--- Data excerpts Enclosed Below ---
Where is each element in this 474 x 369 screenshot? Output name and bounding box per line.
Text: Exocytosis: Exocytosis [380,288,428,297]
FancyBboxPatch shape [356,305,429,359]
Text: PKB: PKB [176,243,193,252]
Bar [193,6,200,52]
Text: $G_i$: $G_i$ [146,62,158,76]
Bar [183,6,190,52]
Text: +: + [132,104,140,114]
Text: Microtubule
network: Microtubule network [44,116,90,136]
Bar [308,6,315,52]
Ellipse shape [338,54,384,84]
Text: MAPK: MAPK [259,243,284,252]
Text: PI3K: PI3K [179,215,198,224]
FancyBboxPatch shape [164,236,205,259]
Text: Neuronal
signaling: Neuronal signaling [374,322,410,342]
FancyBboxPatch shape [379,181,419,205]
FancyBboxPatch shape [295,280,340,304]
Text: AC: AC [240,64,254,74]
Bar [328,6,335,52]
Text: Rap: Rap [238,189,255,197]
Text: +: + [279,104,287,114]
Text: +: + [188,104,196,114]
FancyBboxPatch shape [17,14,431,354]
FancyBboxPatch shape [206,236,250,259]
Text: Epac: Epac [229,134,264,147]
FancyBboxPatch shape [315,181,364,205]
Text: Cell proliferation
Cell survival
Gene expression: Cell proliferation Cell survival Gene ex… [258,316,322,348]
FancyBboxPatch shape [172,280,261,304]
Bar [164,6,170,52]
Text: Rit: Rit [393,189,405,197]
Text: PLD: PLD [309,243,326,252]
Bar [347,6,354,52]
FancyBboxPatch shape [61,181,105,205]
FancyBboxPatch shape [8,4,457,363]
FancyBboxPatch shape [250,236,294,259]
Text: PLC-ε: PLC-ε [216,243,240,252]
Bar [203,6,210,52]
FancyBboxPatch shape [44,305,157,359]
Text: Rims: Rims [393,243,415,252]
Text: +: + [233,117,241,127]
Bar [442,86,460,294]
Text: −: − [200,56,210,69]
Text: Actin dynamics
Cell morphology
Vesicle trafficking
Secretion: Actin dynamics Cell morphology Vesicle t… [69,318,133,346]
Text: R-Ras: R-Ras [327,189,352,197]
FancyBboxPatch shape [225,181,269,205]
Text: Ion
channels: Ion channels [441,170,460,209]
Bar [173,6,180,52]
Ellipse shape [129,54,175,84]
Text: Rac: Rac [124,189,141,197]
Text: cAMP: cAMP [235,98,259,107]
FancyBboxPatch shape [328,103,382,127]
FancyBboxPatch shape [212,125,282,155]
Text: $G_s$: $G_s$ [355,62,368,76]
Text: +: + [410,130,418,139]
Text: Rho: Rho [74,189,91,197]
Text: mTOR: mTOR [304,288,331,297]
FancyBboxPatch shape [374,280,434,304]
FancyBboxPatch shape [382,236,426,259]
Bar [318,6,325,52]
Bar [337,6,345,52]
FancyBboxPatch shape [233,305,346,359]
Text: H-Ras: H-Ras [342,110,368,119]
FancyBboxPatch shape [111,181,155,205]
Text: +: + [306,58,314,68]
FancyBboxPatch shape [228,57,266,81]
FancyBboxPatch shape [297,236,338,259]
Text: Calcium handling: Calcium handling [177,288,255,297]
--- End of Enclosed Data excerpts ---
Would you restate each of the entries word for word?

Where is each element in this 474 x 369 screenshot? Output name and bounding box per line.
Text: Exocytosis: Exocytosis [380,288,428,297]
FancyBboxPatch shape [356,305,429,359]
Text: PKB: PKB [176,243,193,252]
Bar [193,6,200,52]
Text: $G_i$: $G_i$ [146,62,158,76]
Bar [183,6,190,52]
Text: +: + [132,104,140,114]
Text: Microtubule
network: Microtubule network [44,116,90,136]
Bar [308,6,315,52]
Ellipse shape [338,54,384,84]
Text: MAPK: MAPK [259,243,284,252]
Text: PI3K: PI3K [179,215,198,224]
FancyBboxPatch shape [164,236,205,259]
Text: Neuronal
signaling: Neuronal signaling [374,322,410,342]
FancyBboxPatch shape [379,181,419,205]
FancyBboxPatch shape [295,280,340,304]
Text: AC: AC [240,64,254,74]
Bar [328,6,335,52]
Text: Rap: Rap [238,189,255,197]
Text: +: + [279,104,287,114]
Text: +: + [188,104,196,114]
FancyBboxPatch shape [17,14,431,354]
FancyBboxPatch shape [206,236,250,259]
Text: Epac: Epac [229,134,264,147]
FancyBboxPatch shape [315,181,364,205]
Text: Cell proliferation
Cell survival
Gene expression: Cell proliferation Cell survival Gene ex… [258,316,322,348]
FancyBboxPatch shape [172,280,261,304]
Bar [164,6,170,52]
Text: Rit: Rit [393,189,405,197]
Text: PLD: PLD [309,243,326,252]
Bar [347,6,354,52]
FancyBboxPatch shape [61,181,105,205]
FancyBboxPatch shape [8,4,457,363]
FancyBboxPatch shape [250,236,294,259]
Text: PLC-ε: PLC-ε [216,243,240,252]
Bar [203,6,210,52]
FancyBboxPatch shape [44,305,157,359]
Text: Rims: Rims [393,243,415,252]
Text: +: + [233,117,241,127]
Bar [442,86,460,294]
Text: −: − [200,56,210,69]
Text: Actin dynamics
Cell morphology
Vesicle trafficking
Secretion: Actin dynamics Cell morphology Vesicle t… [69,318,133,346]
Text: R-Ras: R-Ras [327,189,352,197]
FancyBboxPatch shape [225,181,269,205]
Text: Ion
channels: Ion channels [441,170,460,209]
Bar [173,6,180,52]
Ellipse shape [129,54,175,84]
Text: Rac: Rac [124,189,141,197]
Text: cAMP: cAMP [235,98,259,107]
FancyBboxPatch shape [328,103,382,127]
FancyBboxPatch shape [212,125,282,155]
Text: $G_s$: $G_s$ [355,62,368,76]
Text: +: + [410,130,418,139]
Text: Rho: Rho [74,189,91,197]
Text: mTOR: mTOR [304,288,331,297]
FancyBboxPatch shape [374,280,434,304]
FancyBboxPatch shape [382,236,426,259]
Bar [318,6,325,52]
Bar [337,6,345,52]
FancyBboxPatch shape [233,305,346,359]
Text: H-Ras: H-Ras [342,110,368,119]
FancyBboxPatch shape [111,181,155,205]
Text: +: + [306,58,314,68]
FancyBboxPatch shape [228,57,266,81]
FancyBboxPatch shape [297,236,338,259]
Text: Calcium handling: Calcium handling [177,288,255,297]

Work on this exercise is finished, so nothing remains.